● EXERCISE GOAL
Write out the whole listing word for word.

Records
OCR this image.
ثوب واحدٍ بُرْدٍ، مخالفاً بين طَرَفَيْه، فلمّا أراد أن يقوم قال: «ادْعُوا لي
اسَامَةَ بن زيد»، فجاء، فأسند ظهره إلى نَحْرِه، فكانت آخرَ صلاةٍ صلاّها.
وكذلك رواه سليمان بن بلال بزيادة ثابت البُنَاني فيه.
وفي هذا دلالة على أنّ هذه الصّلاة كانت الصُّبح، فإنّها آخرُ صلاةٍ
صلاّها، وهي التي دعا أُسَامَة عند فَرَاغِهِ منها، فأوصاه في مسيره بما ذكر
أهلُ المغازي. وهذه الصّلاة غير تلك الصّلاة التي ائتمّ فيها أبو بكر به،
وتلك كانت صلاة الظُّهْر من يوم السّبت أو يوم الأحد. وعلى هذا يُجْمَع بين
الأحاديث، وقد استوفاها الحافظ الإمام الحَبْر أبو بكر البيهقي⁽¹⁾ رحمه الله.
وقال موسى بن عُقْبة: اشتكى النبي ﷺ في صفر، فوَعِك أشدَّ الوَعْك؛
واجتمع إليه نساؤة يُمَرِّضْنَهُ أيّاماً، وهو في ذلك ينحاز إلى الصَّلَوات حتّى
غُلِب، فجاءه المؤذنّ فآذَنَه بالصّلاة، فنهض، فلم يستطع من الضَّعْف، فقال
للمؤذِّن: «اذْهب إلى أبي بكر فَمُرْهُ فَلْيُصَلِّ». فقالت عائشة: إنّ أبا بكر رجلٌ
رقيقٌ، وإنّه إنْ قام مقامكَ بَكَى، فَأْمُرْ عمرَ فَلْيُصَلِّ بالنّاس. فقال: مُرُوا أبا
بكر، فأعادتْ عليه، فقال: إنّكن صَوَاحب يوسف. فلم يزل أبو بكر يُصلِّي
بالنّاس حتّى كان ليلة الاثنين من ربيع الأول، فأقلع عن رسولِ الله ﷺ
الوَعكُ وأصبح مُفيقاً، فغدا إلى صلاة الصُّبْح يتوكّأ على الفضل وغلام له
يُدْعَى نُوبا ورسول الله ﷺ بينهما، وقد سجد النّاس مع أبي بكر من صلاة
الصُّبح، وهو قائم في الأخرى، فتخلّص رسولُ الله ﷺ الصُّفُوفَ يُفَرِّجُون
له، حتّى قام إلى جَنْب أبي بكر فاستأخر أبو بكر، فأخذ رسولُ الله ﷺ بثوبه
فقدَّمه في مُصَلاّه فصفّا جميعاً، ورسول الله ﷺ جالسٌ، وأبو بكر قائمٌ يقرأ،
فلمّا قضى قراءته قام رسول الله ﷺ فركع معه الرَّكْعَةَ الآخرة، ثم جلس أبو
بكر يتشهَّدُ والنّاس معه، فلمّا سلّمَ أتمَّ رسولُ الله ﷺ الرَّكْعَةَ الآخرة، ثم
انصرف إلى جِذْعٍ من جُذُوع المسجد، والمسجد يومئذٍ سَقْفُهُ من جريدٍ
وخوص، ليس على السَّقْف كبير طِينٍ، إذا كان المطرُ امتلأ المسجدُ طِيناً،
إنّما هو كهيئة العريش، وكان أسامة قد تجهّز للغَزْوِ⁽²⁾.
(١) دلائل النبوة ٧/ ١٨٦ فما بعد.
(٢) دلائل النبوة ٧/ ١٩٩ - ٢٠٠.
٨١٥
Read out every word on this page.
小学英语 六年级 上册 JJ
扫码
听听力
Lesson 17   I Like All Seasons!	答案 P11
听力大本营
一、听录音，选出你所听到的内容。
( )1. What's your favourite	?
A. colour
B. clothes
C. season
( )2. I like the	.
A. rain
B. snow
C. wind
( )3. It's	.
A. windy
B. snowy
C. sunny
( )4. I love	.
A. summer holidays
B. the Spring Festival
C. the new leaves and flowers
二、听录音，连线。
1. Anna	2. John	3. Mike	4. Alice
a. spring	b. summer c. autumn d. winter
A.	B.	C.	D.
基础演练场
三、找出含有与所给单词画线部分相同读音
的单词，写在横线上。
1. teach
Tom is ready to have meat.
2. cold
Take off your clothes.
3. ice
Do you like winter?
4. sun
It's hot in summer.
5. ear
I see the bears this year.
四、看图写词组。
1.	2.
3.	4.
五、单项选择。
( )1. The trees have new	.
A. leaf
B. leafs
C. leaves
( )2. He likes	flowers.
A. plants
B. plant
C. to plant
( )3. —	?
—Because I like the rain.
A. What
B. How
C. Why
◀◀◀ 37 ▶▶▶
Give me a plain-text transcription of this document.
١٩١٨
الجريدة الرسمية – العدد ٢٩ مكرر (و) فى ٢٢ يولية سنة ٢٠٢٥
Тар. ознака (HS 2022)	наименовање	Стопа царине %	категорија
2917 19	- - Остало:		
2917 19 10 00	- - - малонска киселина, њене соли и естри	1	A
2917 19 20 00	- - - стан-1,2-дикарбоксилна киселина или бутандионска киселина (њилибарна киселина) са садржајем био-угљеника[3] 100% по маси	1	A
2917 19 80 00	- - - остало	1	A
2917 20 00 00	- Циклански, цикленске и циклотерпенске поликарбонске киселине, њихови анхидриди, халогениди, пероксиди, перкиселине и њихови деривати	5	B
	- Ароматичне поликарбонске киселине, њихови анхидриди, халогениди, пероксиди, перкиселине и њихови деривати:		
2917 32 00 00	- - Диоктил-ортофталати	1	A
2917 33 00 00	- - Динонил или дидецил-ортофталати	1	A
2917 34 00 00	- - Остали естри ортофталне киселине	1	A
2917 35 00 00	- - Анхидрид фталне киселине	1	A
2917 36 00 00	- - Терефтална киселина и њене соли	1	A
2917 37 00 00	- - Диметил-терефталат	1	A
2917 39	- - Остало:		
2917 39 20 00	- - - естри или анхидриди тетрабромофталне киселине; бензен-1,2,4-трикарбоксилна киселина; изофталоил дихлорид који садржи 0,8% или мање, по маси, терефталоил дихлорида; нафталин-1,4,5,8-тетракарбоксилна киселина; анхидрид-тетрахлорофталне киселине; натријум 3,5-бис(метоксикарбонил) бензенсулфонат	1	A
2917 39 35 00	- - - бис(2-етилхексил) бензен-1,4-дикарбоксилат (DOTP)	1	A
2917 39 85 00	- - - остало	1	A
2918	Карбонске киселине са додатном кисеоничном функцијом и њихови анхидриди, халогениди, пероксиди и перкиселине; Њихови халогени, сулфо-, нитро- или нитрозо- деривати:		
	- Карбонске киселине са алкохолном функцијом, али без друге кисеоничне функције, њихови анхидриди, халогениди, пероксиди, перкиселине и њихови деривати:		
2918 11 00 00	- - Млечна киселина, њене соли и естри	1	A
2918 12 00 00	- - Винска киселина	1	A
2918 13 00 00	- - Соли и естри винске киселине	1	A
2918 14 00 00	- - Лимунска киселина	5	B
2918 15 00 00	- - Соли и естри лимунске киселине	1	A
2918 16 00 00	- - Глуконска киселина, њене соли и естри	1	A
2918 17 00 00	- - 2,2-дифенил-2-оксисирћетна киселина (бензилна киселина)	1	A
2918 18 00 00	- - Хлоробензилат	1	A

● RESPONSE TO THE EXERCISE
OCR this image.
ثوب واحدٍ بُرْدٍ، مخالفاً بين طَرَفَيْه، فلمّا أراد أن يقوم قال: «ادْعُوا لي
اسَامَةَ بن زيد»، فجاء، فأسند ظهره إلى نَحْرِه، فكانت آخرَ صلاةٍ صلاّها.
وكذلك رواه سليمان بن بلال بزيادة ثابت البُنَاني فيه.
وفي هذا دلالة على أنّ هذه الصّلاة كانت الصُّبح، فإنّها آخرُ صلاةٍ
صلاّها، وهي التي دعا أُسَامَة عند فَرَاغِهِ منها، فأوصاه في مسيره بما ذكر
أهلُ المغازي. وهذه الصّلاة غير تلك الصّلاة التي ائتمّ فيها أبو بكر به،
وتلك كانت صلاة الظُّهْر من يوم السّبت أو يوم الأحد. وعلى هذا يُجْمَع بين
الأحاديث، وقد استوفاها الحافظ الإمام الحَبْر أبو بكر البيهقي⁽¹⁾ رحمه الله.
وقال موسى بن عُقْبة: اشتكى النبي ﷺ في صفر، فوَعِك أشدَّ الوَعْك؛
واجتمع إليه نساؤة يُمَرِّضْنَهُ أيّاماً، وهو في ذلك ينحاز إلى الصَّلَوات حتّى
غُلِب، فجاءه المؤذنّ فآذَنَه بالصّلاة، فنهض، فلم يستطع من الضَّعْف، فقال
للمؤذِّن: «اذْهب إلى أبي بكر فَمُرْهُ فَلْيُصَلِّ». فقالت عائشة: إنّ أبا بكر رجلٌ
رقيقٌ، وإنّه إنْ قام مقامكَ بَكَى، فَأْمُرْ عمرَ فَلْيُصَلِّ بالنّاس. فقال: مُرُوا أبا
بكر، فأعادتْ عليه، فقال: إنّكن صَوَاحب يوسف. فلم يزل أبو بكر يُصلِّي
بالنّاس حتّى كان ليلة الاثنين من ربيع الأول، فأقلع عن رسولِ الله ﷺ
الوَعكُ وأصبح مُفيقاً، فغدا إلى صلاة الصُّبْح يتوكّأ على الفضل وغلام له
يُدْعَى نُوبا ورسول الله ﷺ بينهما، وقد سجد النّاس مع أبي بكر من صلاة
الصُّبح، وهو قائم في الأخرى، فتخلّص رسولُ الله ﷺ الصُّفُوفَ يُفَرِّجُون
له، حتّى قام إلى جَنْب أبي بكر فاستأخر أبو بكر، فأخذ رسولُ الله ﷺ بثوبه
فقدَّمه في مُصَلاّه فصفّا جميعاً، ورسول الله ﷺ جالسٌ، وأبو بكر قائمٌ يقرأ،
فلمّا قضى قراءته قام رسول الله ﷺ فركع معه الرَّكْعَةَ الآخرة، ثم جلس أبو
بكر يتشهَّدُ والنّاس معه، فلمّا سلّمَ أتمَّ رسولُ الله ﷺ الرَّكْعَةَ الآخرة، ثم
انصرف إلى جِذْعٍ من جُذُوع المسجد، والمسجد يومئذٍ سَقْفُهُ من جريدٍ
وخوص، ليس على السَّقْف كبير طِينٍ، إذا كان المطرُ امتلأ المسجدُ طِيناً،
إنّما هو كهيئة العريش، وكان أسامة قد تجهّز للغَزْوِ⁽²⁾.
(١) دلائل النبوة ٧/ ١٨٦ فما بعد.
(٢) دلائل النبوة ٧/ ١٩٩ - ٢٠٠.
٨١٥
Read out every word on this page.
小学英语 六年级 上册 JJ
扫码
听听力
Lesson 17   I Like All Seasons!	答案 P11
听力大本营
一、听录音，选出你所听到的内容。
( )1. What's your favourite	?
A. colour
B. clothes
C. season
( )2. I like the	.
A. rain
B. snow
C. wind
( )3. It's	.
A. windy
B. snowy
C. sunny
( )4. I love	.
A. summer holidays
B. the Spring Festival
C. the new leaves and flowers
二、听录音，连线。
1. Anna	2. John	3. Mike	4. Alice
a. spring	b. summer c. autumn d. winter
A.	B.	C.	D.
基础演练场
三、找出含有与所给单词画线部分相同读音
的单词，写在横线上。
1. teach
Tom is ready to have meat.
2. cold
Take off your clothes.
3. ice
Do you like winter?
4. sun
It's hot in summer.
5. ear
I see the bears this year.
四、看图写词组。
1.	2.
3.	4.
五、单项选择。
( )1. The trees have new	.
A. leaf
B. leafs
C. leaves
( )2. He likes	flowers.
A. plants
B. plant
C. to plant
( )3. —	?
—Because I like the rain.
A. What
B. How
C. Why
◀◀◀ 37 ▶▶▶
Give me a plain-text transcription of this document.
١٩١٨
الجريدة الرسمية – العدد ٢٩ مكرر (و) فى ٢٢ يولية سنة ٢٠٢٥
Тар. ознака (HS 2022)	наименовање	Стопа царине %	категорија
2917 19	- - Остало:		
2917 19 10 00	- - - малонска киселина, њене соли и естри	1	A
2917 19 20 00	- - - стан-1,2-дикарбоксилна киселина или бутандионска киселина (њилибарна киселина) са садржајем био-угљеника[3] 100% по маси	1	A
2917 19 80 00	- - - остало	1	A
2917 20 00 00	- Циклански, цикленске и циклотерпенске поликарбонске киселине, њихови анхидриди, халогениди, пероксиди, перкиселине и њихови деривати	5	B
	- Ароматичне поликарбонске киселине, њихови анхидриди, халогениди, пероксиди, перкиселине и њихови деривати:		
2917 32 00 00	- - Диоктил-ортофталати	1	A
2917 33 00 00	- - Динонил или дидецил-ортофталати	1	A
2917 34 00 00	- - Остали естри ортофталне киселине	1	A
2917 35 00 00	- - Анхидрид фталне киселине	1	A
2917 36 00 00	- - Терефтална киселина и њене соли	1	A
2917 37 00 00	- - Диметил-терефталат	1	A
2917 39	- - Остало:		
2917 39 20 00	- - - естри или анхидриди тетрабромофталне киселине; бензен-1,2,4-трикарбоксилна киселина; изофталоил дихлорид који садржи 0,8% или мање, по маси, терефталоил дихлорида; нафталин-1,4,5,8-тетракарбоксилна киселина; анхидрид-тетрахлорофталне киселине; натријум 3,5-бис(метоксикарбонил) бензенсулфонат	1	A
2917 39 35 00	- - - бис(2-етилхексил) бензен-1,4-дикарбоксилат (DOTP)	1	A
2917 39 85 00	- - - остало	1	A
2918	Карбонске киселине са додатном кисеоничном функцијом и њихови анхидриди, халогениди, пероксиди и перкиселине; Њихови халогени, сулфо-, нитро- или нитрозо- деривати:		
	- Карбонске киселине са алкохолном функцијом, али без друге кисеоничне функције, њихови анхидриди, халогениди, пероксиди, перкиселине и њихови деривати:		
2918 11 00 00	- - Млечна киселина, њене соли и естри	1	A
2918 12 00 00	- - Винска киселина	1	A
2918 13 00 00	- - Соли и естри винске киселине	1	A
2918 14 00 00	- - Лимунска киселина	5	B
2918 15 00 00	- - Соли и естри лимунске киселине	1	A
2918 16 00 00	- - Глуконска киселина, њене соли и естри	1	A
2918 17 00 00	- - 2,2-дифенил-2-оксисирћетна киселина (бензилна киселина)	1	A
2918 18 00 00	- - Хлоробензилат	1	A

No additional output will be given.